| Problem description |
Write out the data below exactly as given, without any of its pictures.

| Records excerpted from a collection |
=-=-=-=-=
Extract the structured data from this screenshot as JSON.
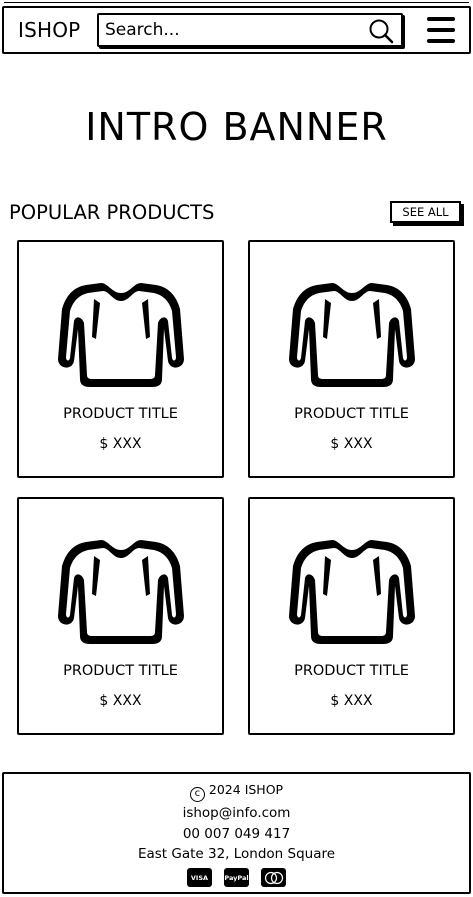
{
  "header": {
    "logo": "ISHOP",
    "search_placeholder": "Search...",
    "search_icon": "magnifier-icon",
    "menu_icon": "hamburger-icon"
  },
  "banner": {
    "title": "INTRO BANNER"
  },
  "popular": {
    "heading": "POPULAR PRODUCTS",
    "see_all_label": "SEE ALL",
    "products": [
      {
        "title": "PRODUCT TITLE",
        "price": "$ XXX",
        "image_icon": "sweater-icon"
      },
      {
        "title": "PRODUCT TITLE",
        "price": "$ XXX",
        "image_icon": "sweater-icon"
      },
      {
        "title": "PRODUCT TITLE",
        "price": "$ XXX",
        "image_icon": "sweater-icon"
      },
      {
        "title": "PRODUCT TITLE",
        "price": "$ XXX",
        "image_icon": "sweater-icon"
      }
    ]
  },
  "footer": {
    "copyright": "2024 ISHOP",
    "email": "ishop@info.com",
    "phone": "00 007 049 417",
    "address": "East Gate 32, London Square",
    "payment_methods": [
      "VISA",
      "PayPal",
      "mastercard"
    ]
  }
}
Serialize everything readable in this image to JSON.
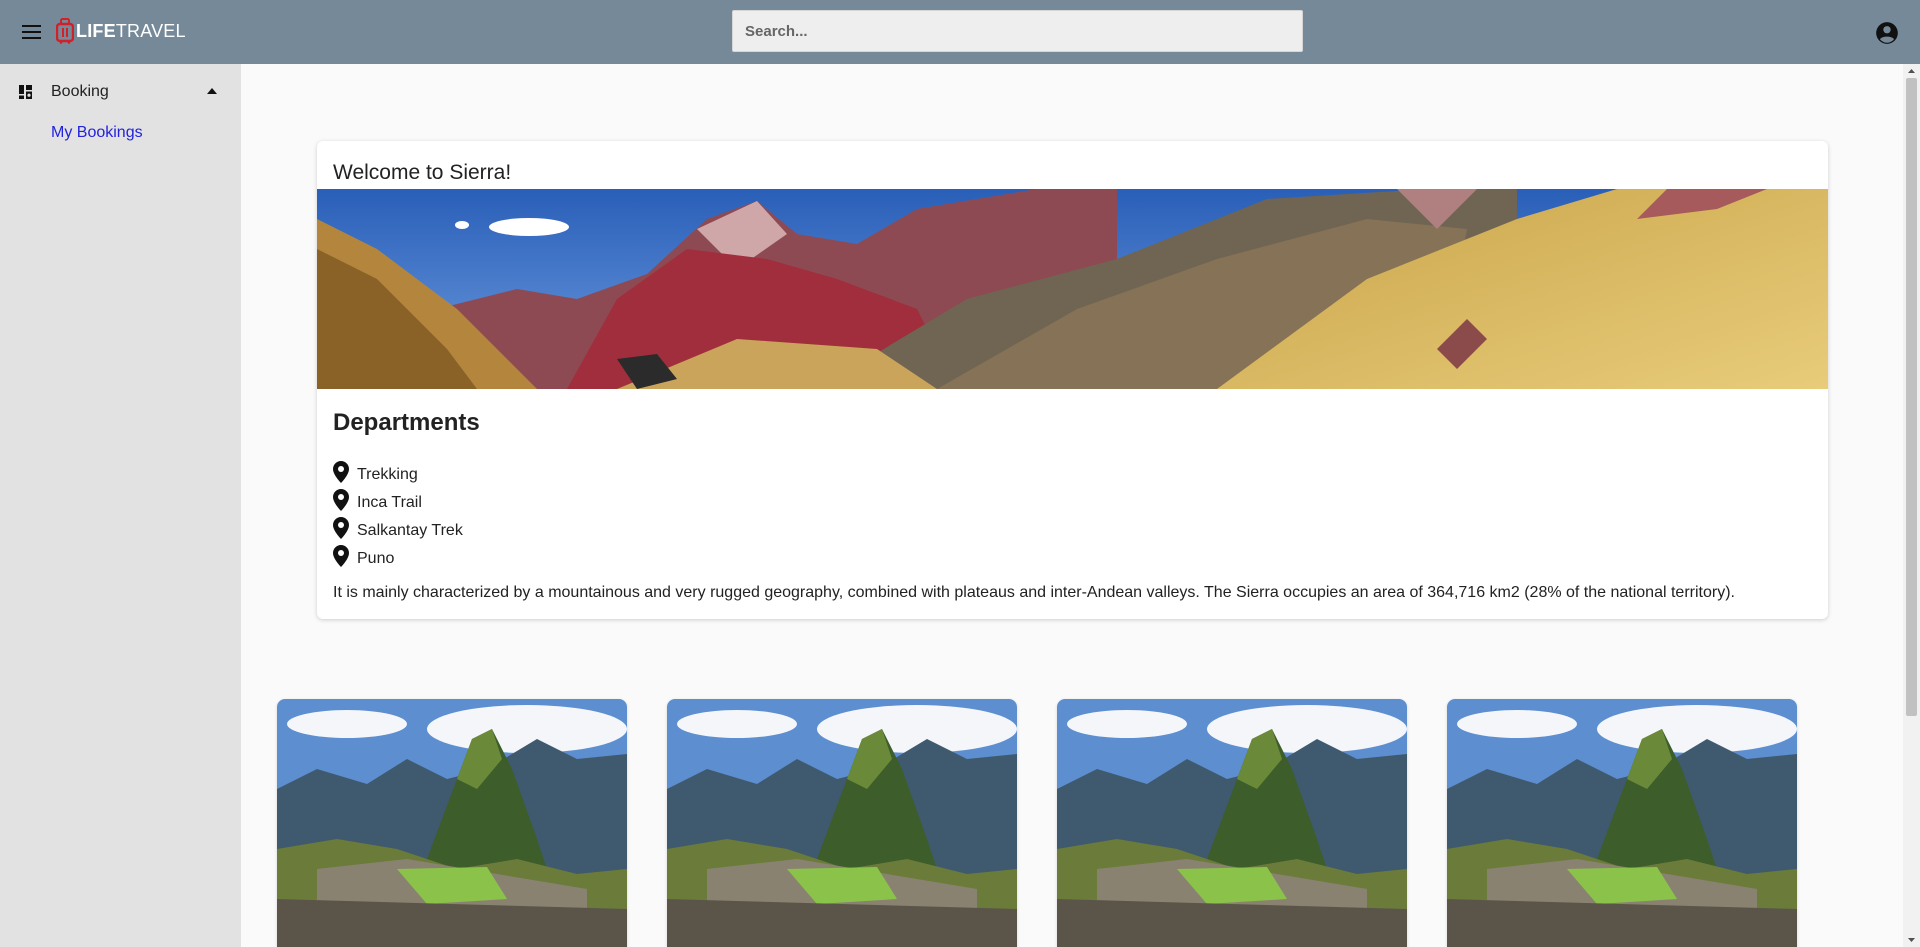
{
  "header": {
    "logo_bold": "LIFE",
    "logo_light": "TRAVEL",
    "search_placeholder": "Search..."
  },
  "sidebar": {
    "group_label": "Booking",
    "items": [
      {
        "label": "My Bookings"
      }
    ]
  },
  "main": {
    "welcome_title": "Welcome to Sierra!",
    "departments_heading": "Departments",
    "departments": [
      {
        "label": "Trekking"
      },
      {
        "label": "Inca Trail"
      },
      {
        "label": "Salkantay Trek"
      },
      {
        "label": "Puno"
      }
    ],
    "description": "It is mainly characterized by a mountainous and very rugged geography, combined with plateaus and inter-Andean valleys. The Sierra occupies an area of 364,716 km2 (28% of the national territory)."
  },
  "colors": {
    "appbar": "#758999",
    "sidebar": "#e2e2e2",
    "link": "#2222dd",
    "logo_accent": "#d0202a"
  }
}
=-=-=-=-=
| Reply to the exercise |
Extract the structured data from this screenshot as JSON.
{
  "header": {
    "logo": "ISHOP",
    "search_placeholder": "Search...",
    "search_icon": "magnifier-icon",
    "menu_icon": "hamburger-icon"
  },
  "banner": {
    "title": "INTRO BANNER"
  },
  "popular": {
    "heading": "POPULAR PRODUCTS",
    "see_all_label": "SEE ALL",
    "products": [
      {
        "title": "PRODUCT TITLE",
        "price": "$ XXX",
        "image_icon": "sweater-icon"
      },
      {
        "title": "PRODUCT TITLE",
        "price": "$ XXX",
        "image_icon": "sweater-icon"
      },
      {
        "title": "PRODUCT TITLE",
        "price": "$ XXX",
        "image_icon": "sweater-icon"
      },
      {
        "title": "PRODUCT TITLE",
        "price": "$ XXX",
        "image_icon": "sweater-icon"
      }
    ]
  },
  "footer": {
    "copyright": "2024 ISHOP",
    "email": "ishop@info.com",
    "phone": "00 007 049 417",
    "address": "East Gate 32, London Square",
    "payment_methods": [
      "VISA",
      "PayPal",
      "mastercard"
    ]
  }
}
Serialize everything readable in this image to JSON.
{
  "header": {
    "logo_bold": "LIFE",
    "logo_light": "TRAVEL",
    "search_placeholder": "Search..."
  },
  "sidebar": {
    "group_label": "Booking",
    "items": [
      {
        "label": "My Bookings"
      }
    ]
  },
  "main": {
    "welcome_title": "Welcome to Sierra!",
    "departments_heading": "Departments",
    "departments": [
      {
        "label": "Trekking"
      },
      {
        "label": "Inca Trail"
      },
      {
        "label": "Salkantay Trek"
      },
      {
        "label": "Puno"
      }
    ],
    "description": "It is mainly characterized by a mountainous and very rugged geography, combined with plateaus and inter-Andean valleys. The Sierra occupies an area of 364,716 km2 (28% of the national territory)."
  },
  "colors": {
    "appbar": "#758999",
    "sidebar": "#e2e2e2",
    "link": "#2222dd",
    "logo_accent": "#d0202a"
  }
}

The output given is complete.